Exercise directions: The entries below should be output exactly as written.

Data shown:
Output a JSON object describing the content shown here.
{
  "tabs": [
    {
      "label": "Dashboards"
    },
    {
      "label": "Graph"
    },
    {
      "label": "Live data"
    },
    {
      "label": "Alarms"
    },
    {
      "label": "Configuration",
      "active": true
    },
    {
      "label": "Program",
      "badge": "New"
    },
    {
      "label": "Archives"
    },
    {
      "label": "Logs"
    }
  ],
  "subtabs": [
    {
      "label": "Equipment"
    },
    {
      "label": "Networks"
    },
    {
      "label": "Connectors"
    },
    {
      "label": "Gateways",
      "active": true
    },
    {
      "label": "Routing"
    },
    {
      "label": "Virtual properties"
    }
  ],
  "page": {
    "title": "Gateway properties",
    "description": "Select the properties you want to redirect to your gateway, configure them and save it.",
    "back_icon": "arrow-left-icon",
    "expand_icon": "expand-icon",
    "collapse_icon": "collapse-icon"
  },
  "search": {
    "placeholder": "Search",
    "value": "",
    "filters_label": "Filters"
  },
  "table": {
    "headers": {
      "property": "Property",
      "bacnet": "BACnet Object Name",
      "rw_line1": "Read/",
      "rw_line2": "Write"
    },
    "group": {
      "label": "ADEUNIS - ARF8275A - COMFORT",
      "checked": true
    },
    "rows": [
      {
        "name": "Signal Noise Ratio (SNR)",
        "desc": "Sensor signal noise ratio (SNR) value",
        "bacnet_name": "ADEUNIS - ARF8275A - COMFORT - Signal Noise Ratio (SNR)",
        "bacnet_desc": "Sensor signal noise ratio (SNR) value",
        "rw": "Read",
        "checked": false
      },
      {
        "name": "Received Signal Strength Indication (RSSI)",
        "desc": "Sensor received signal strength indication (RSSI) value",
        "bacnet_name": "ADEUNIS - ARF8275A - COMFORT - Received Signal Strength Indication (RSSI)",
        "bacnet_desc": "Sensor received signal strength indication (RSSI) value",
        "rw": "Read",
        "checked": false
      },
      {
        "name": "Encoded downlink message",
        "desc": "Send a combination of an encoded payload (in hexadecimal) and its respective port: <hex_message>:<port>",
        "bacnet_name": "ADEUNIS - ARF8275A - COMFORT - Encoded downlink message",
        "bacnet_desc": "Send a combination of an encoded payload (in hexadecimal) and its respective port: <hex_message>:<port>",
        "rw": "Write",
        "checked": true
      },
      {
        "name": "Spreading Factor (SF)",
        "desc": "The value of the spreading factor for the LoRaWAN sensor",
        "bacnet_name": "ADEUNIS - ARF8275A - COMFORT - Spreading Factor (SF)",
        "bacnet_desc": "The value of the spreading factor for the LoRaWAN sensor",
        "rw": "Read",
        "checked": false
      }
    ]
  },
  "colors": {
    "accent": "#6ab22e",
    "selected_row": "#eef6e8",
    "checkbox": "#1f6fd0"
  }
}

Solution to the exercise:
Output a JSON object describing the content shown here.
{
  "tabs": [
    {
      "label": "Dashboards"
    },
    {
      "label": "Graph"
    },
    {
      "label": "Live data"
    },
    {
      "label": "Alarms"
    },
    {
      "label": "Configuration",
      "active": true
    },
    {
      "label": "Program",
      "badge": "New"
    },
    {
      "label": "Archives"
    },
    {
      "label": "Logs"
    }
  ],
  "subtabs": [
    {
      "label": "Equipment"
    },
    {
      "label": "Networks"
    },
    {
      "label": "Connectors"
    },
    {
      "label": "Gateways",
      "active": true
    },
    {
      "label": "Routing"
    },
    {
      "label": "Virtual properties"
    }
  ],
  "page": {
    "title": "Gateway properties",
    "description": "Select the properties you want to redirect to your gateway, configure them and save it.",
    "back_icon": "arrow-left-icon",
    "expand_icon": "expand-icon",
    "collapse_icon": "collapse-icon"
  },
  "search": {
    "placeholder": "Search",
    "value": "",
    "filters_label": "Filters"
  },
  "table": {
    "headers": {
      "property": "Property",
      "bacnet": "BACnet Object Name",
      "rw_line1": "Read/",
      "rw_line2": "Write"
    },
    "group": {
      "label": "ADEUNIS - ARF8275A - COMFORT",
      "checked": true
    },
    "rows": [
      {
        "name": "Signal Noise Ratio (SNR)",
        "desc": "Sensor signal noise ratio (SNR) value",
        "bacnet_name": "ADEUNIS - ARF8275A - COMFORT - Signal Noise Ratio (SNR)",
        "bacnet_desc": "Sensor signal noise ratio (SNR) value",
        "rw": "Read",
        "checked": false
      },
      {
        "name": "Received Signal Strength Indication (RSSI)",
        "desc": "Sensor received signal strength indication (RSSI) value",
        "bacnet_name": "ADEUNIS - ARF8275A - COMFORT - Received Signal Strength Indication (RSSI)",
        "bacnet_desc": "Sensor received signal strength indication (RSSI) value",
        "rw": "Read",
        "checked": false
      },
      {
        "name": "Encoded downlink message",
        "desc": "Send a combination of an encoded payload (in hexadecimal) and its respective port: <hex_message>:<port>",
        "bacnet_name": "ADEUNIS - ARF8275A - COMFORT - Encoded downlink message",
        "bacnet_desc": "Send a combination of an encoded payload (in hexadecimal) and its respective port: <hex_message>:<port>",
        "rw": "Write",
        "checked": true
      },
      {
        "name": "Spreading Factor (SF)",
        "desc": "The value of the spreading factor for the LoRaWAN sensor",
        "bacnet_name": "ADEUNIS - ARF8275A - COMFORT - Spreading Factor (SF)",
        "bacnet_desc": "The value of the spreading factor for the LoRaWAN sensor",
        "rw": "Read",
        "checked": false
      }
    ]
  },
  "colors": {
    "accent": "#6ab22e",
    "selected_row": "#eef6e8",
    "checkbox": "#1f6fd0"
  }
}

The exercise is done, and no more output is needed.